Dataset records:
------------------------------------

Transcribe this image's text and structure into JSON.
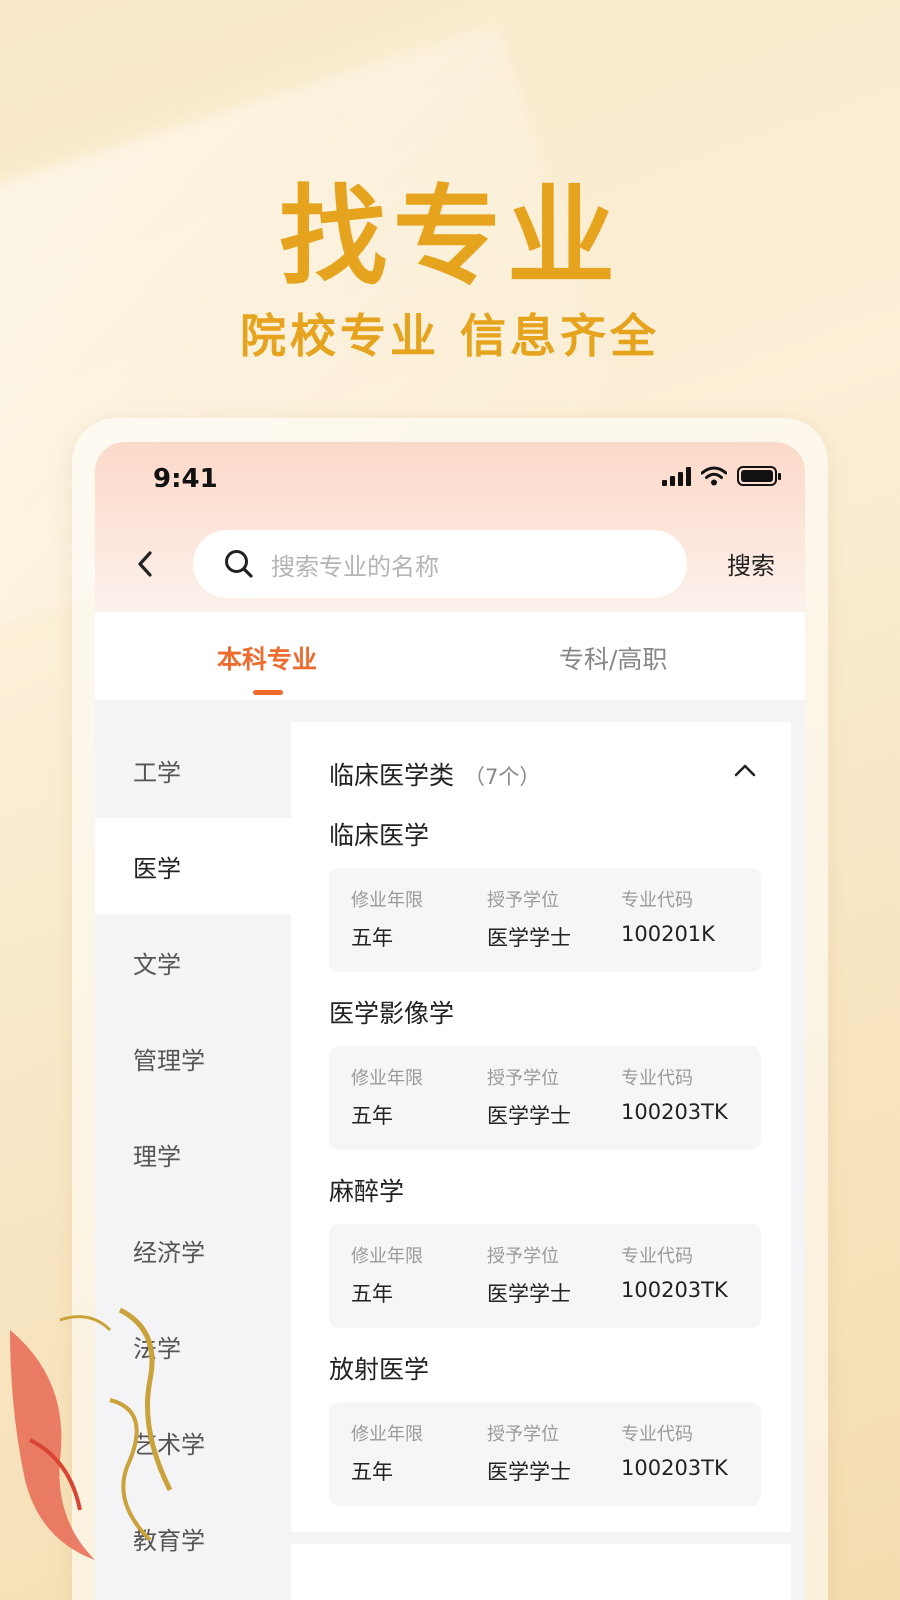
{
  "hero": {
    "title": "找专业",
    "subtitle": "院校专业 信息齐全"
  },
  "status_bar": {
    "time": "9:41"
  },
  "search": {
    "placeholder": "搜索专业的名称",
    "button_label": "搜索"
  },
  "tabs": [
    {
      "label": "本科专业",
      "active": true
    },
    {
      "label": "专科/高职",
      "active": false
    }
  ],
  "sidebar": {
    "items": [
      {
        "label": "工学",
        "active": false
      },
      {
        "label": "医学",
        "active": true
      },
      {
        "label": "文学",
        "active": false
      },
      {
        "label": "管理学",
        "active": false
      },
      {
        "label": "理学",
        "active": false
      },
      {
        "label": "经济学",
        "active": false
      },
      {
        "label": "法学",
        "active": false
      },
      {
        "label": "艺术学",
        "active": false
      },
      {
        "label": "教育学",
        "active": false
      }
    ]
  },
  "category": {
    "name": "临床医学类",
    "count": "（7个）"
  },
  "field_labels": {
    "duration": "修业年限",
    "degree": "授予学位",
    "code": "专业代码"
  },
  "majors": [
    {
      "name": "临床医学",
      "duration": "五年",
      "degree": "医学学士",
      "code": "100201K"
    },
    {
      "name": "医学影像学",
      "duration": "五年",
      "degree": "医学学士",
      "code": "100203TK"
    },
    {
      "name": "麻醉学",
      "duration": "五年",
      "degree": "医学学士",
      "code": "100203TK"
    },
    {
      "name": "放射医学",
      "duration": "五年",
      "degree": "医学学士",
      "code": "100203TK"
    }
  ],
  "colors": {
    "accent": "#ee6b2d",
    "hero": "#e6a31e"
  }
}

------------------------------------

● **Work to complete**
Make an exact copy of the records shown above, without the pictures.

● **Solution for this task**
Transcribe this image's text and structure into JSON.
{
  "hero": {
    "title": "找专业",
    "subtitle": "院校专业 信息齐全"
  },
  "status_bar": {
    "time": "9:41"
  },
  "search": {
    "placeholder": "搜索专业的名称",
    "button_label": "搜索"
  },
  "tabs": [
    {
      "label": "本科专业",
      "active": true
    },
    {
      "label": "专科/高职",
      "active": false
    }
  ],
  "sidebar": {
    "items": [
      {
        "label": "工学",
        "active": false
      },
      {
        "label": "医学",
        "active": true
      },
      {
        "label": "文学",
        "active": false
      },
      {
        "label": "管理学",
        "active": false
      },
      {
        "label": "理学",
        "active": false
      },
      {
        "label": "经济学",
        "active": false
      },
      {
        "label": "法学",
        "active": false
      },
      {
        "label": "艺术学",
        "active": false
      },
      {
        "label": "教育学",
        "active": false
      }
    ]
  },
  "category": {
    "name": "临床医学类",
    "count": "（7个）"
  },
  "field_labels": {
    "duration": "修业年限",
    "degree": "授予学位",
    "code": "专业代码"
  },
  "majors": [
    {
      "name": "临床医学",
      "duration": "五年",
      "degree": "医学学士",
      "code": "100201K"
    },
    {
      "name": "医学影像学",
      "duration": "五年",
      "degree": "医学学士",
      "code": "100203TK"
    },
    {
      "name": "麻醉学",
      "duration": "五年",
      "degree": "医学学士",
      "code": "100203TK"
    },
    {
      "name": "放射医学",
      "duration": "五年",
      "degree": "医学学士",
      "code": "100203TK"
    }
  ],
  "colors": {
    "accent": "#ee6b2d",
    "hero": "#e6a31e"
  }
}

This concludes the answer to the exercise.